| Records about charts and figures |
# # #

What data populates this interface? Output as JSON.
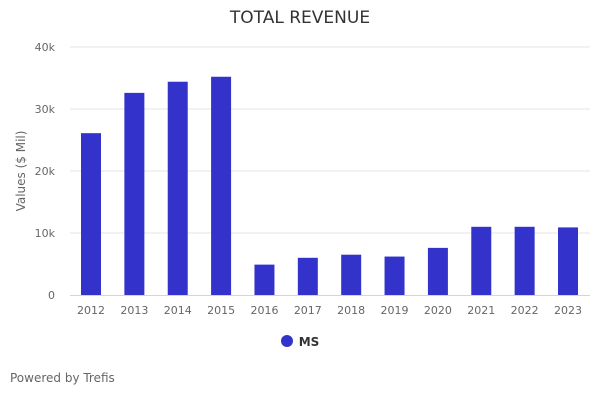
{
  "chart_data": {
    "type": "bar",
    "title": "TOTAL REVENUE",
    "xlabel": "",
    "ylabel": "Values ($ Mil)",
    "ylim": [
      0,
      40000
    ],
    "yticks": [
      0,
      10000,
      20000,
      30000,
      40000
    ],
    "ytick_labels": [
      "0",
      "10k",
      "20k",
      "30k",
      "40k"
    ],
    "grid": true,
    "categories": [
      "2012",
      "2013",
      "2014",
      "2015",
      "2016",
      "2017",
      "2018",
      "2019",
      "2020",
      "2021",
      "2022",
      "2023"
    ],
    "series": [
      {
        "name": "MS",
        "color": "#3333cc",
        "values": [
          26100,
          32600,
          34400,
          35200,
          4900,
          6000,
          6500,
          6200,
          7600,
          11000,
          11000,
          10900
        ]
      }
    ],
    "legend_position": "bottom"
  },
  "footer": {
    "credit": "Powered by Trefis"
  }
}
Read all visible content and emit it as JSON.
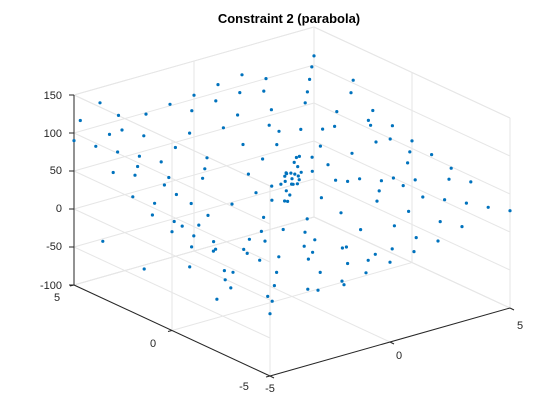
{
  "chart_data": {
    "type": "scatter",
    "projection": "3d",
    "title": "Constraint 2 (parabola)",
    "xlabel": "",
    "ylabel": "",
    "zlabel": "",
    "grid": true,
    "xlim": [
      -5,
      5
    ],
    "ylim": [
      -5,
      5
    ],
    "zlim": [
      -100,
      150
    ],
    "xticks": [
      -5,
      0,
      5
    ],
    "yticks": [
      -5,
      0,
      5
    ],
    "zticks": [
      -100,
      -50,
      0,
      50,
      100,
      150
    ],
    "xtick_labels": [
      "-5",
      "0",
      "5"
    ],
    "ytick_labels": [
      "-5",
      "0",
      "5"
    ],
    "ztick_labels": [
      "-100",
      "-50",
      "0",
      "50",
      "100",
      "150"
    ],
    "marker_color": "#0072BD",
    "series": [
      {
        "points": [
          [
            0.0,
            0.0,
            55
          ],
          [
            0.2,
            0.1,
            58
          ],
          [
            -0.2,
            0.1,
            52
          ],
          [
            0.1,
            -0.2,
            60
          ],
          [
            -0.1,
            -0.1,
            50
          ],
          [
            0.3,
            -0.1,
            62
          ],
          [
            -0.3,
            0.2,
            48
          ],
          [
            0.2,
            0.3,
            57
          ],
          [
            -0.2,
            -0.3,
            53
          ],
          [
            0.4,
            0.2,
            65
          ],
          [
            -0.4,
            -0.2,
            45
          ],
          [
            0.1,
            0.4,
            56
          ],
          [
            -0.1,
            -0.4,
            54
          ],
          [
            0.0,
            0.3,
            59
          ],
          [
            0.3,
            0.0,
            51
          ],
          [
            -0.3,
            0.0,
            61
          ],
          [
            0.5,
            0.5,
            66
          ],
          [
            -0.5,
            -0.5,
            44
          ],
          [
            0.6,
            -0.3,
            63
          ],
          [
            -0.6,
            0.3,
            47
          ],
          [
            0.8,
            0.6,
            70
          ],
          [
            -0.8,
            -0.6,
            40
          ],
          [
            1.0,
            0.2,
            72
          ],
          [
            -1.0,
            -0.2,
            38
          ],
          [
            2.0,
            2.0,
            78
          ],
          [
            1.5,
            2.5,
            74
          ],
          [
            2.5,
            1.5,
            80
          ],
          [
            3.0,
            3.0,
            92
          ],
          [
            2.0,
            3.5,
            86
          ],
          [
            3.5,
            2.0,
            88
          ],
          [
            1.0,
            4.0,
            82
          ],
          [
            4.0,
            1.0,
            84
          ],
          [
            3.5,
            3.5,
            96
          ],
          [
            2.5,
            4.5,
            94
          ],
          [
            4.5,
            2.5,
            98
          ],
          [
            4.0,
            4.0,
            102
          ],
          [
            1.5,
            3.0,
            76
          ],
          [
            3.0,
            1.5,
            79
          ],
          [
            2.0,
            1.0,
            68
          ],
          [
            1.0,
            2.0,
            67
          ],
          [
            5.0,
            3.0,
            104
          ],
          [
            3.0,
            5.0,
            100
          ],
          [
            4.5,
            4.5,
            108
          ],
          [
            5.0,
            5.0,
            112
          ],
          [
            -2.0,
            -2.0,
            30
          ],
          [
            -1.5,
            -2.5,
            28
          ],
          [
            -2.5,
            -1.5,
            26
          ],
          [
            -3.0,
            -3.0,
            15
          ],
          [
            -2.0,
            -3.5,
            18
          ],
          [
            -3.5,
            -2.0,
            12
          ],
          [
            -1.0,
            -4.0,
            22
          ],
          [
            -4.0,
            -1.0,
            10
          ],
          [
            -3.5,
            -3.5,
            5
          ],
          [
            -2.5,
            -4.5,
            8
          ],
          [
            -4.5,
            -2.5,
            2
          ],
          [
            -4.0,
            -4.0,
            -2
          ],
          [
            -1.5,
            -3.0,
            24
          ],
          [
            -3.0,
            -1.5,
            20
          ],
          [
            -2.0,
            -1.0,
            34
          ],
          [
            -1.0,
            -2.0,
            35
          ],
          [
            -5.0,
            -3.0,
            -8
          ],
          [
            -3.0,
            -5.0,
            -5
          ],
          [
            -4.5,
            -4.5,
            -12
          ],
          [
            -5.0,
            -5.0,
            -18
          ],
          [
            2.0,
            -2.0,
            45
          ],
          [
            2.5,
            -1.5,
            48
          ],
          [
            1.5,
            -2.5,
            42
          ],
          [
            3.0,
            -3.0,
            40
          ],
          [
            3.5,
            -2.0,
            46
          ],
          [
            2.0,
            -3.5,
            36
          ],
          [
            4.0,
            -1.0,
            52
          ],
          [
            1.0,
            -4.0,
            32
          ],
          [
            3.5,
            -3.5,
            38
          ],
          [
            4.5,
            -2.5,
            44
          ],
          [
            2.5,
            -4.5,
            30
          ],
          [
            4.0,
            -4.0,
            35
          ],
          [
            5.0,
            -3.0,
            42
          ],
          [
            3.0,
            -5.0,
            25
          ],
          [
            5.0,
            -5.0,
            28
          ],
          [
            4.5,
            -4.5,
            31
          ],
          [
            1.5,
            -1.0,
            50
          ],
          [
            2.0,
            -1.0,
            49
          ],
          [
            3.0,
            -1.5,
            47
          ],
          [
            3.0,
            -2.0,
            43
          ],
          [
            -2.0,
            2.0,
            62
          ],
          [
            -1.5,
            2.5,
            66
          ],
          [
            -2.5,
            1.5,
            60
          ],
          [
            -3.0,
            3.0,
            68
          ],
          [
            -2.0,
            3.5,
            72
          ],
          [
            -3.5,
            2.0,
            64
          ],
          [
            -1.0,
            4.0,
            76
          ],
          [
            -4.0,
            1.0,
            58
          ],
          [
            -3.5,
            3.5,
            74
          ],
          [
            -2.5,
            4.5,
            80
          ],
          [
            -4.5,
            2.5,
            70
          ],
          [
            -4.0,
            4.0,
            78
          ],
          [
            -5.0,
            3.0,
            72
          ],
          [
            -3.0,
            5.0,
            86
          ],
          [
            -5.0,
            5.0,
            90
          ],
          [
            -4.5,
            4.5,
            84
          ],
          [
            -4.9,
            4.8,
            118
          ],
          [
            -4.0,
            4.9,
            132
          ],
          [
            -4.5,
            3.8,
            108
          ],
          [
            -3.8,
            4.2,
            122
          ],
          [
            -4.8,
            2.0,
            90
          ],
          [
            -4.5,
            1.0,
            75
          ],
          [
            -4.2,
            0.0,
            60
          ],
          [
            -4.7,
            -1.0,
            48
          ],
          [
            -4.9,
            -2.0,
            40
          ],
          [
            -4.3,
            -2.8,
            34
          ],
          [
            0.0,
            5.0,
            105
          ],
          [
            1.0,
            5.0,
            110
          ],
          [
            -1.0,
            5.0,
            102
          ],
          [
            2.0,
            5.0,
            114
          ],
          [
            -2.0,
            5.0,
            98
          ],
          [
            0.5,
            4.5,
            99
          ],
          [
            -0.5,
            4.5,
            95
          ],
          [
            1.5,
            4.5,
            101
          ],
          [
            5.0,
            0.0,
            60
          ],
          [
            5.0,
            1.0,
            68
          ],
          [
            5.0,
            -1.0,
            54
          ],
          [
            5.0,
            2.0,
            76
          ],
          [
            5.0,
            -2.0,
            48
          ],
          [
            4.5,
            0.5,
            61
          ],
          [
            4.5,
            -0.5,
            56
          ],
          [
            4.5,
            1.5,
            67
          ],
          [
            0.0,
            -5.0,
            5
          ],
          [
            1.0,
            -5.0,
            10
          ],
          [
            -1.0,
            -5.0,
            0
          ],
          [
            2.0,
            -5.0,
            15
          ],
          [
            -2.0,
            -5.0,
            -2
          ],
          [
            0.5,
            -4.5,
            12
          ],
          [
            -0.5,
            -4.5,
            6
          ],
          [
            1.5,
            -4.5,
            18
          ],
          [
            -5.0,
            0.0,
            30
          ],
          [
            -5.0,
            1.0,
            40
          ],
          [
            -5.0,
            -1.0,
            22
          ],
          [
            -5.0,
            2.0,
            52
          ],
          [
            -4.5,
            0.5,
            33
          ],
          [
            -4.5,
            -0.5,
            26
          ],
          [
            -4.5,
            1.5,
            45
          ],
          [
            -4.5,
            -1.5,
            18
          ],
          [
            1.0,
            1.0,
            62
          ],
          [
            -1.0,
            1.0,
            58
          ],
          [
            1.0,
            -1.0,
            56
          ],
          [
            -1.0,
            -1.0,
            46
          ],
          [
            0.0,
            1.5,
            63
          ],
          [
            1.5,
            0.0,
            60
          ],
          [
            0.0,
            -1.5,
            48
          ],
          [
            -1.5,
            0.0,
            50
          ],
          [
            0.0,
            2.5,
            70
          ],
          [
            2.5,
            0.0,
            66
          ],
          [
            0.0,
            -2.5,
            40
          ],
          [
            -2.5,
            0.0,
            44
          ],
          [
            0.0,
            3.5,
            80
          ],
          [
            3.5,
            0.0,
            72
          ],
          [
            0.0,
            -3.5,
            30
          ],
          [
            -3.5,
            0.0,
            38
          ],
          [
            -4.2,
            2.4,
            -55
          ],
          [
            -3.2,
            1.3,
            -48
          ],
          [
            -2.7,
            0.1,
            -55
          ],
          [
            -3.7,
            -0.7,
            -62
          ],
          [
            -2.4,
            -1.7,
            -58
          ],
          [
            -1.3,
            -2.4,
            -50
          ],
          [
            -0.2,
            -2.9,
            -48
          ],
          [
            -1.1,
            0.3,
            -46
          ],
          [
            0.1,
            1.5,
            -46
          ],
          [
            1.0,
            0.6,
            -50
          ],
          [
            2.1,
            0.0,
            -55
          ],
          [
            2.9,
            -0.7,
            -62
          ],
          [
            1.5,
            -1.0,
            -58
          ],
          [
            0.6,
            -0.1,
            -55
          ],
          [
            -2.0,
            1.0,
            -60
          ],
          [
            -4.7,
            3.9,
            -32
          ],
          [
            -1.8,
            3.4,
            -32
          ]
        ]
      }
    ]
  }
}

# # #

| Problem |
Collect every line from the records above that contains the word "JSON".

| Output |
What data populates this interface? Output as JSON.
Read all visible content and emit it as JSON.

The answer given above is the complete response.